● **TO BE DONE**:
Each record is to be printed again precisely as it reads.

● **RAW DATA**:
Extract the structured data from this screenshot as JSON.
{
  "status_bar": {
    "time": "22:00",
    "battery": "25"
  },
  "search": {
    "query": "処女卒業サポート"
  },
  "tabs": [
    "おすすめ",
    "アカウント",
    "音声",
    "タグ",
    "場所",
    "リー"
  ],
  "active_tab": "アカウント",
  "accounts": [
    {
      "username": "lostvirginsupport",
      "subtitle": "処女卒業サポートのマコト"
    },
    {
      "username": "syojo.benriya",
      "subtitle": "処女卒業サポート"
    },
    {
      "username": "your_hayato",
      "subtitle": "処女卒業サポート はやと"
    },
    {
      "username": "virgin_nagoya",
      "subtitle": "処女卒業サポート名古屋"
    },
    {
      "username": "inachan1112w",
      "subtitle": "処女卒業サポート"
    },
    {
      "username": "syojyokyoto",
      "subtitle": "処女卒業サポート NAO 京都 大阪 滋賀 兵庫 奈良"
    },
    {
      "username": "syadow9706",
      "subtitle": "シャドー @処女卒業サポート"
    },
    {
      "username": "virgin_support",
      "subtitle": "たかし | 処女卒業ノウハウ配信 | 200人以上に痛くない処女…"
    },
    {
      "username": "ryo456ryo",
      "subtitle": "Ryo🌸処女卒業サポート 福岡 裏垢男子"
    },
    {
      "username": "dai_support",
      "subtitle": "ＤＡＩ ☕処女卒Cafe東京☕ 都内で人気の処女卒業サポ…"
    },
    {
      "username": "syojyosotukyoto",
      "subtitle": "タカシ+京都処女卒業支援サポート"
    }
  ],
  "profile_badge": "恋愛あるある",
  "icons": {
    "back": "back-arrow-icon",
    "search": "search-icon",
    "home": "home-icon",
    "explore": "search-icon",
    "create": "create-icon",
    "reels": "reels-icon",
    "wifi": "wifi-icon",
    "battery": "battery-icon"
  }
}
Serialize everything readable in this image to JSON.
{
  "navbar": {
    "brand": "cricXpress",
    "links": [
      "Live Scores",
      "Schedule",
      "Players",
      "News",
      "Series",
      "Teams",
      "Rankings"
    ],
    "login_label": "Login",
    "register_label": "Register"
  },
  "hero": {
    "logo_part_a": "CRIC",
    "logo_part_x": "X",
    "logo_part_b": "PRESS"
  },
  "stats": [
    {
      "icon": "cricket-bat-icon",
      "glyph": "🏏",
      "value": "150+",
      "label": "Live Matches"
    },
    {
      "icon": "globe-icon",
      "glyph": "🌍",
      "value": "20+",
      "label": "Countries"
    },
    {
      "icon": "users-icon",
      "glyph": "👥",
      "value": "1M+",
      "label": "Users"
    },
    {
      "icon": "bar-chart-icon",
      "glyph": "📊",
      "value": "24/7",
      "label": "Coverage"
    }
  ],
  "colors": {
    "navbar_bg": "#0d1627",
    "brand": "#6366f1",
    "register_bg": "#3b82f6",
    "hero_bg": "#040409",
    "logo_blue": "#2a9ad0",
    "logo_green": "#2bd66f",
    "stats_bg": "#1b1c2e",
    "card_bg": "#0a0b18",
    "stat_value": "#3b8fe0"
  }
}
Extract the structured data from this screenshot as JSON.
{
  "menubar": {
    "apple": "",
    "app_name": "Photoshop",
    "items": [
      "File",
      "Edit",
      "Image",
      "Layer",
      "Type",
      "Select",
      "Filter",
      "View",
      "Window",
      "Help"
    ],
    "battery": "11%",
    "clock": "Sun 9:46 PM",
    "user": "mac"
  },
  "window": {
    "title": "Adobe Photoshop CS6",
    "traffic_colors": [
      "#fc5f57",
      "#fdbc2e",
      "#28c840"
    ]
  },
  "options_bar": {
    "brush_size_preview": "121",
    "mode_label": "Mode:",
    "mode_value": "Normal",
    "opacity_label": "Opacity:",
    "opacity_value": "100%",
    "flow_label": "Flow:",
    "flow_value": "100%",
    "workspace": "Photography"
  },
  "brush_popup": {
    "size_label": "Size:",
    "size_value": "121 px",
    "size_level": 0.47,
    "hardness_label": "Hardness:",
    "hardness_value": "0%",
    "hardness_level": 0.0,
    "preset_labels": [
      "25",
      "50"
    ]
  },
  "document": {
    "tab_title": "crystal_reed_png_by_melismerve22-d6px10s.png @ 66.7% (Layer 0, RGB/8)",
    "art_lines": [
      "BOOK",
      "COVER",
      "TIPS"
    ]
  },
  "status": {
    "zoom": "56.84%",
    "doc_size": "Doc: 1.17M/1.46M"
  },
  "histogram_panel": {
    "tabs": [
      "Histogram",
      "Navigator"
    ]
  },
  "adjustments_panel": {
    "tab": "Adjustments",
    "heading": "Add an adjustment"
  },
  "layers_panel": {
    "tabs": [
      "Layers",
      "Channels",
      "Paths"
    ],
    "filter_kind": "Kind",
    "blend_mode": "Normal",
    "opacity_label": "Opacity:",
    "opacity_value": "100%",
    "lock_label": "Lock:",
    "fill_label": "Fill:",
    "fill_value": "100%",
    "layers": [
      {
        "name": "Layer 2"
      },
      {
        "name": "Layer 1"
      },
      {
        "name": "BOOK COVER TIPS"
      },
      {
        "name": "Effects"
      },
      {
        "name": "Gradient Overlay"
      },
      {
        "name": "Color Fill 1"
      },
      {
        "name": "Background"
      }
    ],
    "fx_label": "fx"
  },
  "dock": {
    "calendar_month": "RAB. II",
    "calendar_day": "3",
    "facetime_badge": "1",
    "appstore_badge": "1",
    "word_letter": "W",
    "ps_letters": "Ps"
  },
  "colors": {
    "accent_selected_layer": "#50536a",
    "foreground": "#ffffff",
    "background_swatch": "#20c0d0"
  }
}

● **EXERCISE OUTPUT**:
Extract the structured data from this screenshot as JSON.
{
  "status_bar": {
    "time": "22:00",
    "battery": "25"
  },
  "search": {
    "query": "処女卒業サポート"
  },
  "tabs": [
    "おすすめ",
    "アカウント",
    "音声",
    "タグ",
    "場所",
    "リー"
  ],
  "active_tab": "アカウント",
  "accounts": [
    {
      "username": "lostvirginsupport",
      "subtitle": "処女卒業サポートのマコト"
    },
    {
      "username": "syojo.benriya",
      "subtitle": "処女卒業サポート"
    },
    {
      "username": "your_hayato",
      "subtitle": "処女卒業サポート はやと"
    },
    {
      "username": "virgin_nagoya",
      "subtitle": "処女卒業サポート名古屋"
    },
    {
      "username": "inachan1112w",
      "subtitle": "処女卒業サポート"
    },
    {
      "username": "syojyokyoto",
      "subtitle": "処女卒業サポート NAO 京都 大阪 滋賀 兵庫 奈良"
    },
    {
      "username": "syadow9706",
      "subtitle": "シャドー @処女卒業サポート"
    },
    {
      "username": "virgin_support",
      "subtitle": "たかし | 処女卒業ノウハウ配信 | 200人以上に痛くない処女…"
    },
    {
      "username": "ryo456ryo",
      "subtitle": "Ryo🌸処女卒業サポート 福岡 裏垢男子"
    },
    {
      "username": "dai_support",
      "subtitle": "ＤＡＩ ☕処女卒Cafe東京☕ 都内で人気の処女卒業サポ…"
    },
    {
      "username": "syojyosotukyoto",
      "subtitle": "タカシ+京都処女卒業支援サポート"
    }
  ],
  "profile_badge": "恋愛あるある",
  "icons": {
    "back": "back-arrow-icon",
    "search": "search-icon",
    "home": "home-icon",
    "explore": "search-icon",
    "create": "create-icon",
    "reels": "reels-icon",
    "wifi": "wifi-icon",
    "battery": "battery-icon"
  }
}
Serialize everything readable in this image to JSON.
{
  "navbar": {
    "brand": "cricXpress",
    "links": [
      "Live Scores",
      "Schedule",
      "Players",
      "News",
      "Series",
      "Teams",
      "Rankings"
    ],
    "login_label": "Login",
    "register_label": "Register"
  },
  "hero": {
    "logo_part_a": "CRIC",
    "logo_part_x": "X",
    "logo_part_b": "PRESS"
  },
  "stats": [
    {
      "icon": "cricket-bat-icon",
      "glyph": "🏏",
      "value": "150+",
      "label": "Live Matches"
    },
    {
      "icon": "globe-icon",
      "glyph": "🌍",
      "value": "20+",
      "label": "Countries"
    },
    {
      "icon": "users-icon",
      "glyph": "👥",
      "value": "1M+",
      "label": "Users"
    },
    {
      "icon": "bar-chart-icon",
      "glyph": "📊",
      "value": "24/7",
      "label": "Coverage"
    }
  ],
  "colors": {
    "navbar_bg": "#0d1627",
    "brand": "#6366f1",
    "register_bg": "#3b82f6",
    "hero_bg": "#040409",
    "logo_blue": "#2a9ad0",
    "logo_green": "#2bd66f",
    "stats_bg": "#1b1c2e",
    "card_bg": "#0a0b18",
    "stat_value": "#3b8fe0"
  }
}
Extract the structured data from this screenshot as JSON.
{
  "menubar": {
    "apple": "",
    "app_name": "Photoshop",
    "items": [
      "File",
      "Edit",
      "Image",
      "Layer",
      "Type",
      "Select",
      "Filter",
      "View",
      "Window",
      "Help"
    ],
    "battery": "11%",
    "clock": "Sun 9:46 PM",
    "user": "mac"
  },
  "window": {
    "title": "Adobe Photoshop CS6",
    "traffic_colors": [
      "#fc5f57",
      "#fdbc2e",
      "#28c840"
    ]
  },
  "options_bar": {
    "brush_size_preview": "121",
    "mode_label": "Mode:",
    "mode_value": "Normal",
    "opacity_label": "Opacity:",
    "opacity_value": "100%",
    "flow_label": "Flow:",
    "flow_value": "100%",
    "workspace": "Photography"
  },
  "brush_popup": {
    "size_label": "Size:",
    "size_value": "121 px",
    "size_level": 0.47,
    "hardness_label": "Hardness:",
    "hardness_value": "0%",
    "hardness_level": 0.0,
    "preset_labels": [
      "25",
      "50"
    ]
  },
  "document": {
    "tab_title": "crystal_reed_png_by_melismerve22-d6px10s.png @ 66.7% (Layer 0, RGB/8)",
    "art_lines": [
      "BOOK",
      "COVER",
      "TIPS"
    ]
  },
  "status": {
    "zoom": "56.84%",
    "doc_size": "Doc: 1.17M/1.46M"
  },
  "histogram_panel": {
    "tabs": [
      "Histogram",
      "Navigator"
    ]
  },
  "adjustments_panel": {
    "tab": "Adjustments",
    "heading": "Add an adjustment"
  },
  "layers_panel": {
    "tabs": [
      "Layers",
      "Channels",
      "Paths"
    ],
    "filter_kind": "Kind",
    "blend_mode": "Normal",
    "opacity_label": "Opacity:",
    "opacity_value": "100%",
    "lock_label": "Lock:",
    "fill_label": "Fill:",
    "fill_value": "100%",
    "layers": [
      {
        "name": "Layer 2"
      },
      {
        "name": "Layer 1"
      },
      {
        "name": "BOOK COVER TIPS"
      },
      {
        "name": "Effects"
      },
      {
        "name": "Gradient Overlay"
      },
      {
        "name": "Color Fill 1"
      },
      {
        "name": "Background"
      }
    ],
    "fx_label": "fx"
  },
  "dock": {
    "calendar_month": "RAB. II",
    "calendar_day": "3",
    "facetime_badge": "1",
    "appstore_badge": "1",
    "word_letter": "W",
    "ps_letters": "Ps"
  },
  "colors": {
    "accent_selected_layer": "#50536a",
    "foreground": "#ffffff",
    "background_swatch": "#20c0d0"
  }
}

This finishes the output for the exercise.